- **TAREFA**:
Digite de novo o texto inteiro sobre a Terra Indígena Guyraroká, sem mudar nenhuma palavra, número ou sinal.
**** TEXTO DE LEITURA ****
A área reivindicada pela etnia guarani-kaiowá já passou pelos estudos de identificação e delimitação da Fundação Nacional do Índio (Funai) e foi declarada terra indígena pela Portaria n° 3.219/2009 do Ministério da Justiça. Faltam a colocação de marcos físicos, que limitam a área, e a homologação pela Presidência da República. A área total da Terra Indígena Guyraroká é de 11.401 hectares. Ela está localizada em Caarapó, município próximo a Dourados.

A ação é polêmica, pois o Ministério Público Federal (MPF) defende que há provas de que os indígenas viviam na região há mais de 100 anos, e começaram a ser expulsos da região no final dos anos 1920. O MPF tem uma série de ações para restaurar direitos das etnias de Mato Grosso do Sul, que considera terem sido expulsas à força de seus territórios ou reunidas em pequenas áreas, para dar lugar à agropecuária.

Segundo dados do MPF, Mato Grosso do Sul tem a segunda maior população indígena do país – 70 mil pessoas – e é palco das disputas de terras que geram os mais altos índices de homicídios do país. Em 2008, a taxa de homicídios entre os guarani-kaiowá foi de 210 por 100 mil habitantes, 795% maior que a média nacional.
**** REGISTROS ****
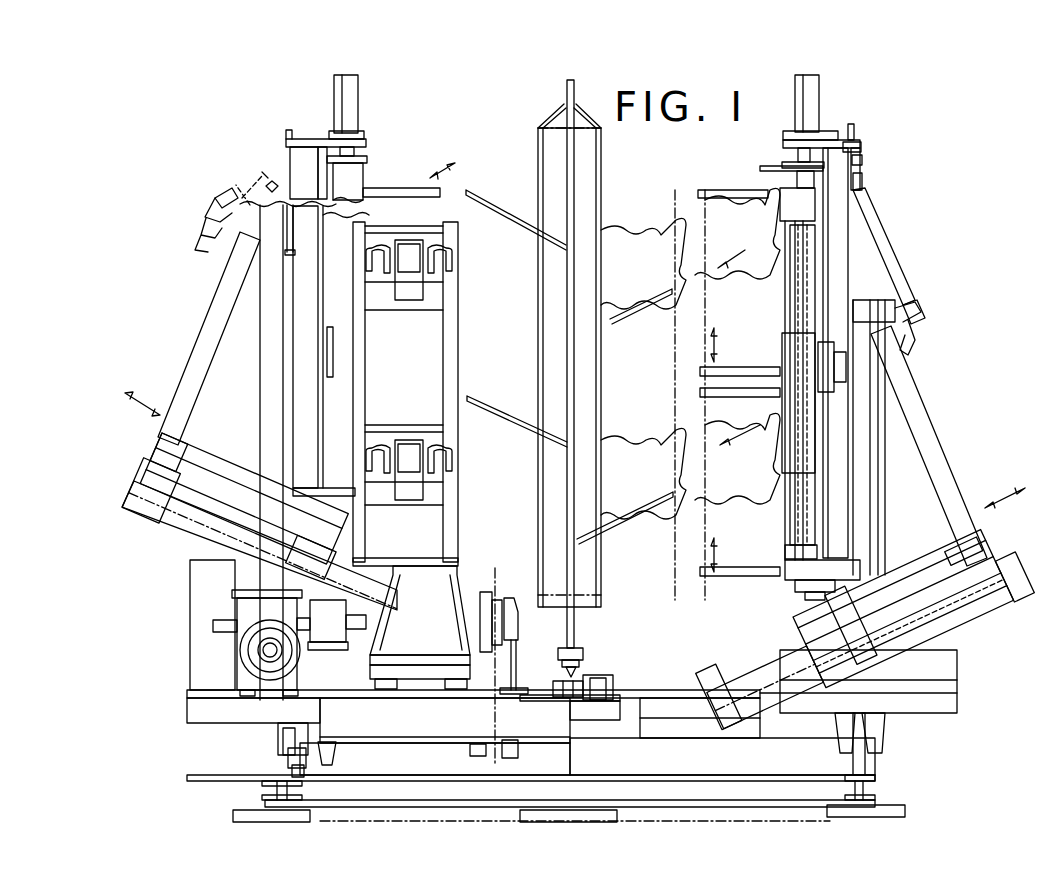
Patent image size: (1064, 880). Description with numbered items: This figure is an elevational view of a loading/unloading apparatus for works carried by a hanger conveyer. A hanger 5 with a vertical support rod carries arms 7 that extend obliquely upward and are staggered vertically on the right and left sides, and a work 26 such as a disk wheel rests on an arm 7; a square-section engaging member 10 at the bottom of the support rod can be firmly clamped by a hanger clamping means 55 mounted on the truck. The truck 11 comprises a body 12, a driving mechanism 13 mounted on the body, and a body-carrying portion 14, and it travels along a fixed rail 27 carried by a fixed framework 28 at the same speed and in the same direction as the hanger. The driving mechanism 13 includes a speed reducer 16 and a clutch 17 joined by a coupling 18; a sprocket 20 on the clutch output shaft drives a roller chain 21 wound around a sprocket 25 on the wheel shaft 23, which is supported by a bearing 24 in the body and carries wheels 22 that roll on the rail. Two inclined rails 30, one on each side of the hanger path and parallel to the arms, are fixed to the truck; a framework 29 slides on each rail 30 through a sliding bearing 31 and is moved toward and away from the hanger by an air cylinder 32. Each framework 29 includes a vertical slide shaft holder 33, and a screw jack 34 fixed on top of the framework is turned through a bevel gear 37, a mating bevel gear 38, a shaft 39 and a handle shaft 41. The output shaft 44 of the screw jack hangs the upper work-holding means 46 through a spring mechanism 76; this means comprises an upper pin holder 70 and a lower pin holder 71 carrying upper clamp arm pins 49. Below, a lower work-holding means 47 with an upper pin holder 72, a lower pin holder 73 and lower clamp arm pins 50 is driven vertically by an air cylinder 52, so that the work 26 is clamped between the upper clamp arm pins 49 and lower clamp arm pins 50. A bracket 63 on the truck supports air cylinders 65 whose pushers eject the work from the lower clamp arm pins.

The hanger 5 is at (537, 120).
The arms 7 is at (520, 215).
The engaging member 10 is at (568, 660).
The truck 11 is at (683, 752).
The body 12 is at (300, 740).
The driving mechanism 13 is at (230, 653).
The body-carrying portion 14 is at (465, 765).
The speed reducer 16 is at (237, 602).
The clutch 17 is at (472, 575).
The coupling 18 is at (326, 648).
The sprocket 20 is at (498, 610).
The roller chain 21 is at (518, 645).
The wheels 22 is at (290, 755).
The wheel shaft 23 is at (395, 745).
The bearing 24 is at (316, 748).
The sprocket 25 is at (502, 748).
The work 26 is at (690, 395).
The rail 27 is at (288, 770).
The fixed framework 28 is at (300, 795).
The framework 29 is at (218, 330).
The rail 30 is at (182, 497).
The sliding bearing 31 is at (148, 468).
The air cylinder 32 is at (765, 670).
The slide shaft holder 33 is at (300, 156).
The screw jack 34 is at (350, 98).
The bevel gear 37 is at (855, 127).
The bevel gear 38 is at (862, 147).
The shaft 39 is at (865, 158).
The shaft 41 is at (882, 258).
The output shaft 44 is at (800, 157).
The upper work-holding means 46 is at (350, 195).
The lower work-holding means 47 is at (858, 375).
The upper clamp arm pins 49 is at (425, 190).
The lower clamp arm pins 50 is at (735, 358).
The air cylinder 52 is at (810, 460).
The hanger clamping means 55 is at (600, 680).
The bracket 63 is at (430, 394).
The air cylinders 65 is at (420, 292).
The upper pin holder 70 is at (780, 205).
The lower pin holder 71 is at (778, 398).
The upper pin holder 72 is at (780, 348).
The lower pin holder 73 is at (800, 590).
The spring mechanism 76 is at (790, 176).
****
- **RESULTADO DA TAREFA**:
A área reivindicada pela etnia guarani-kaiowá já passou pelos estudos de identificação e delimitação da Fundação Nacional do Índio (Funai) e foi declarada terra indígena pela Portaria n° 3.219/2009 do Ministério da Justiça. Faltam a colocação de marcos físicos, que limitam a área, e a homologação pela Presidência da República. A área total da Terra Indígena Guyraroká é de 11.401 hectares. Ela está localizada em Caarapó, município próximo a Dourados.

A ação é polêmica, pois o Ministério Público Federal (MPF) defende que há provas de que os indígenas viviam na região há mais de 100 anos, e começaram a ser expulsos da região no final dos anos 1920. O MPF tem uma série de ações para restaurar direitos das etnias de Mato Grosso do Sul, que considera terem sido expulsas à força de seus territórios ou reunidas em pequenas áreas, para dar lugar à agropecuária.

Segundo dados do MPF, Mato Grosso do Sul tem a segunda maior população indígena do país – 70 mil pessoas – e é palco das disputas de terras que geram os mais altos índices de homicídios do país. Em 2008, a taxa de homicídios entre os guarani-kaiowá foi de 210 por 100 mil habitantes, 795% maior que a média nacional.